begin Raw data
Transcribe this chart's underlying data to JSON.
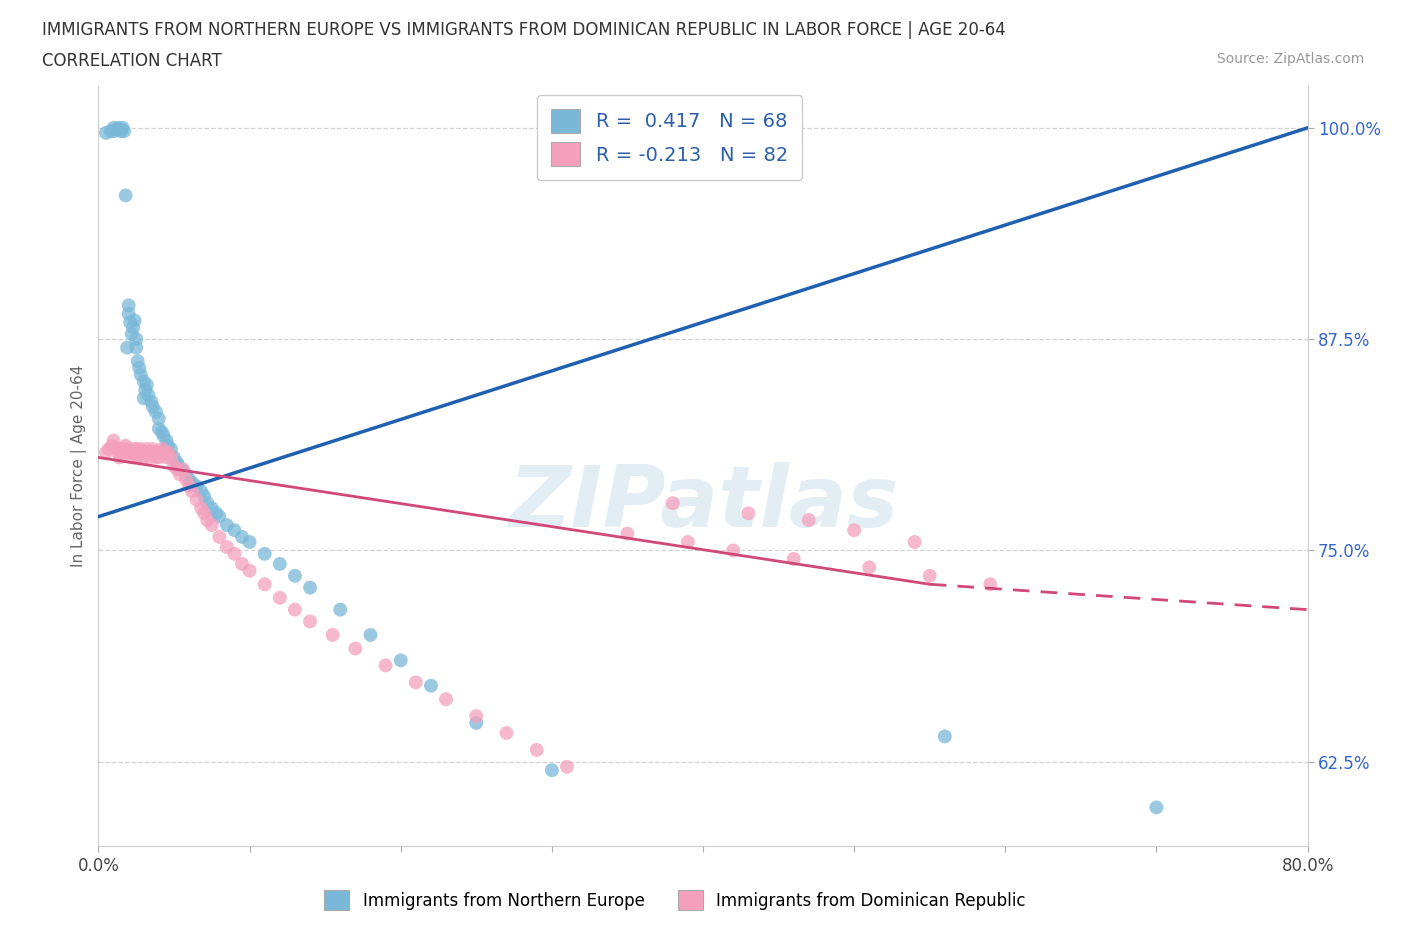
{
  "title_line1": "IMMIGRANTS FROM NORTHERN EUROPE VS IMMIGRANTS FROM DOMINICAN REPUBLIC IN LABOR FORCE | AGE 20-64",
  "title_line2": "CORRELATION CHART",
  "source_text": "Source: ZipAtlas.com",
  "ylabel": "In Labor Force | Age 20-64",
  "xlim": [
    0.0,
    0.8
  ],
  "ylim": [
    0.575,
    1.025
  ],
  "xticks": [
    0.0,
    0.1,
    0.2,
    0.3,
    0.4,
    0.5,
    0.6,
    0.7,
    0.8
  ],
  "xticklabels": [
    "0.0%",
    "",
    "",
    "",
    "",
    "",
    "",
    "",
    "80.0%"
  ],
  "yticks": [
    0.625,
    0.75,
    0.875,
    1.0
  ],
  "yticklabels": [
    "62.5%",
    "75.0%",
    "87.5%",
    "100.0%"
  ],
  "blue_color": "#7ab8d9",
  "pink_color": "#f4a0bc",
  "blue_line_color": "#2060b0",
  "pink_line_color": "#d04878",
  "R_blue": 0.417,
  "N_blue": 68,
  "R_pink": -0.213,
  "N_pink": 82,
  "legend_label_blue": "Immigrants from Northern Europe",
  "legend_label_pink": "Immigrants from Dominican Republic",
  "watermark": "ZIPatlas",
  "bg_color": "#ffffff",
  "grid_color": "#c8c8c8",
  "blue_scatter_x": [
    0.005,
    0.008,
    0.01,
    0.01,
    0.012,
    0.013,
    0.015,
    0.015,
    0.016,
    0.017,
    0.018,
    0.019,
    0.02,
    0.02,
    0.021,
    0.022,
    0.023,
    0.024,
    0.025,
    0.025,
    0.026,
    0.027,
    0.028,
    0.03,
    0.03,
    0.031,
    0.032,
    0.033,
    0.035,
    0.036,
    0.038,
    0.04,
    0.04,
    0.042,
    0.043,
    0.045,
    0.046,
    0.048,
    0.05,
    0.052,
    0.053,
    0.055,
    0.058,
    0.06,
    0.062,
    0.065,
    0.068,
    0.07,
    0.072,
    0.075,
    0.078,
    0.08,
    0.085,
    0.09,
    0.095,
    0.1,
    0.11,
    0.12,
    0.13,
    0.14,
    0.16,
    0.18,
    0.2,
    0.22,
    0.25,
    0.3,
    0.56,
    0.7
  ],
  "blue_scatter_y": [
    0.997,
    0.998,
    1.0,
    0.998,
    0.999,
    1.0,
    0.998,
    0.999,
    1.0,
    0.998,
    0.96,
    0.87,
    0.89,
    0.895,
    0.885,
    0.878,
    0.882,
    0.886,
    0.875,
    0.87,
    0.862,
    0.858,
    0.854,
    0.84,
    0.85,
    0.845,
    0.848,
    0.842,
    0.838,
    0.835,
    0.832,
    0.828,
    0.822,
    0.82,
    0.818,
    0.815,
    0.812,
    0.81,
    0.805,
    0.802,
    0.8,
    0.798,
    0.795,
    0.792,
    0.79,
    0.788,
    0.785,
    0.782,
    0.778,
    0.775,
    0.772,
    0.77,
    0.765,
    0.762,
    0.758,
    0.755,
    0.748,
    0.742,
    0.735,
    0.728,
    0.715,
    0.7,
    0.685,
    0.67,
    0.648,
    0.62,
    0.64,
    0.598
  ],
  "pink_scatter_x": [
    0.005,
    0.007,
    0.009,
    0.01,
    0.012,
    0.013,
    0.014,
    0.015,
    0.016,
    0.017,
    0.018,
    0.019,
    0.02,
    0.021,
    0.022,
    0.023,
    0.024,
    0.025,
    0.025,
    0.026,
    0.027,
    0.028,
    0.029,
    0.03,
    0.031,
    0.032,
    0.033,
    0.034,
    0.035,
    0.036,
    0.037,
    0.038,
    0.039,
    0.04,
    0.041,
    0.042,
    0.043,
    0.045,
    0.046,
    0.048,
    0.05,
    0.052,
    0.054,
    0.056,
    0.058,
    0.06,
    0.062,
    0.065,
    0.068,
    0.07,
    0.072,
    0.075,
    0.08,
    0.085,
    0.09,
    0.095,
    0.1,
    0.11,
    0.12,
    0.13,
    0.14,
    0.155,
    0.17,
    0.19,
    0.21,
    0.23,
    0.25,
    0.27,
    0.29,
    0.31,
    0.35,
    0.39,
    0.42,
    0.46,
    0.51,
    0.55,
    0.59,
    0.38,
    0.43,
    0.47,
    0.5,
    0.54
  ],
  "pink_scatter_y": [
    0.808,
    0.81,
    0.812,
    0.815,
    0.81,
    0.808,
    0.805,
    0.81,
    0.808,
    0.81,
    0.812,
    0.808,
    0.81,
    0.808,
    0.805,
    0.808,
    0.81,
    0.808,
    0.81,
    0.805,
    0.808,
    0.81,
    0.808,
    0.805,
    0.808,
    0.81,
    0.808,
    0.805,
    0.808,
    0.81,
    0.808,
    0.805,
    0.808,
    0.805,
    0.808,
    0.81,
    0.808,
    0.805,
    0.808,
    0.805,
    0.8,
    0.798,
    0.795,
    0.798,
    0.792,
    0.788,
    0.785,
    0.78,
    0.775,
    0.772,
    0.768,
    0.765,
    0.758,
    0.752,
    0.748,
    0.742,
    0.738,
    0.73,
    0.722,
    0.715,
    0.708,
    0.7,
    0.692,
    0.682,
    0.672,
    0.662,
    0.652,
    0.642,
    0.632,
    0.622,
    0.76,
    0.755,
    0.75,
    0.745,
    0.74,
    0.735,
    0.73,
    0.778,
    0.772,
    0.768,
    0.762,
    0.755
  ]
}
end Raw data
→ Problem
Repeat all of the entries word for word, but omit the pictures.

→ Output below
Transcribe this chart's underlying data to JSON.
{
  "title_line1": "IMMIGRANTS FROM NORTHERN EUROPE VS IMMIGRANTS FROM DOMINICAN REPUBLIC IN LABOR FORCE | AGE 20-64",
  "title_line2": "CORRELATION CHART",
  "source_text": "Source: ZipAtlas.com",
  "ylabel": "In Labor Force | Age 20-64",
  "xlim": [
    0.0,
    0.8
  ],
  "ylim": [
    0.575,
    1.025
  ],
  "xticks": [
    0.0,
    0.1,
    0.2,
    0.3,
    0.4,
    0.5,
    0.6,
    0.7,
    0.8
  ],
  "xticklabels": [
    "0.0%",
    "",
    "",
    "",
    "",
    "",
    "",
    "",
    "80.0%"
  ],
  "yticks": [
    0.625,
    0.75,
    0.875,
    1.0
  ],
  "yticklabels": [
    "62.5%",
    "75.0%",
    "87.5%",
    "100.0%"
  ],
  "blue_color": "#7ab8d9",
  "pink_color": "#f4a0bc",
  "blue_line_color": "#2060b0",
  "pink_line_color": "#d04878",
  "R_blue": 0.417,
  "N_blue": 68,
  "R_pink": -0.213,
  "N_pink": 82,
  "legend_label_blue": "Immigrants from Northern Europe",
  "legend_label_pink": "Immigrants from Dominican Republic",
  "watermark": "ZIPatlas",
  "bg_color": "#ffffff",
  "grid_color": "#c8c8c8",
  "blue_scatter_x": [
    0.005,
    0.008,
    0.01,
    0.01,
    0.012,
    0.013,
    0.015,
    0.015,
    0.016,
    0.017,
    0.018,
    0.019,
    0.02,
    0.02,
    0.021,
    0.022,
    0.023,
    0.024,
    0.025,
    0.025,
    0.026,
    0.027,
    0.028,
    0.03,
    0.03,
    0.031,
    0.032,
    0.033,
    0.035,
    0.036,
    0.038,
    0.04,
    0.04,
    0.042,
    0.043,
    0.045,
    0.046,
    0.048,
    0.05,
    0.052,
    0.053,
    0.055,
    0.058,
    0.06,
    0.062,
    0.065,
    0.068,
    0.07,
    0.072,
    0.075,
    0.078,
    0.08,
    0.085,
    0.09,
    0.095,
    0.1,
    0.11,
    0.12,
    0.13,
    0.14,
    0.16,
    0.18,
    0.2,
    0.22,
    0.25,
    0.3,
    0.56,
    0.7
  ],
  "blue_scatter_y": [
    0.997,
    0.998,
    1.0,
    0.998,
    0.999,
    1.0,
    0.998,
    0.999,
    1.0,
    0.998,
    0.96,
    0.87,
    0.89,
    0.895,
    0.885,
    0.878,
    0.882,
    0.886,
    0.875,
    0.87,
    0.862,
    0.858,
    0.854,
    0.84,
    0.85,
    0.845,
    0.848,
    0.842,
    0.838,
    0.835,
    0.832,
    0.828,
    0.822,
    0.82,
    0.818,
    0.815,
    0.812,
    0.81,
    0.805,
    0.802,
    0.8,
    0.798,
    0.795,
    0.792,
    0.79,
    0.788,
    0.785,
    0.782,
    0.778,
    0.775,
    0.772,
    0.77,
    0.765,
    0.762,
    0.758,
    0.755,
    0.748,
    0.742,
    0.735,
    0.728,
    0.715,
    0.7,
    0.685,
    0.67,
    0.648,
    0.62,
    0.64,
    0.598
  ],
  "pink_scatter_x": [
    0.005,
    0.007,
    0.009,
    0.01,
    0.012,
    0.013,
    0.014,
    0.015,
    0.016,
    0.017,
    0.018,
    0.019,
    0.02,
    0.021,
    0.022,
    0.023,
    0.024,
    0.025,
    0.025,
    0.026,
    0.027,
    0.028,
    0.029,
    0.03,
    0.031,
    0.032,
    0.033,
    0.034,
    0.035,
    0.036,
    0.037,
    0.038,
    0.039,
    0.04,
    0.041,
    0.042,
    0.043,
    0.045,
    0.046,
    0.048,
    0.05,
    0.052,
    0.054,
    0.056,
    0.058,
    0.06,
    0.062,
    0.065,
    0.068,
    0.07,
    0.072,
    0.075,
    0.08,
    0.085,
    0.09,
    0.095,
    0.1,
    0.11,
    0.12,
    0.13,
    0.14,
    0.155,
    0.17,
    0.19,
    0.21,
    0.23,
    0.25,
    0.27,
    0.29,
    0.31,
    0.35,
    0.39,
    0.42,
    0.46,
    0.51,
    0.55,
    0.59,
    0.38,
    0.43,
    0.47,
    0.5,
    0.54
  ],
  "pink_scatter_y": [
    0.808,
    0.81,
    0.812,
    0.815,
    0.81,
    0.808,
    0.805,
    0.81,
    0.808,
    0.81,
    0.812,
    0.808,
    0.81,
    0.808,
    0.805,
    0.808,
    0.81,
    0.808,
    0.81,
    0.805,
    0.808,
    0.81,
    0.808,
    0.805,
    0.808,
    0.81,
    0.808,
    0.805,
    0.808,
    0.81,
    0.808,
    0.805,
    0.808,
    0.805,
    0.808,
    0.81,
    0.808,
    0.805,
    0.808,
    0.805,
    0.8,
    0.798,
    0.795,
    0.798,
    0.792,
    0.788,
    0.785,
    0.78,
    0.775,
    0.772,
    0.768,
    0.765,
    0.758,
    0.752,
    0.748,
    0.742,
    0.738,
    0.73,
    0.722,
    0.715,
    0.708,
    0.7,
    0.692,
    0.682,
    0.672,
    0.662,
    0.652,
    0.642,
    0.632,
    0.622,
    0.76,
    0.755,
    0.75,
    0.745,
    0.74,
    0.735,
    0.73,
    0.778,
    0.772,
    0.768,
    0.762,
    0.755
  ]
}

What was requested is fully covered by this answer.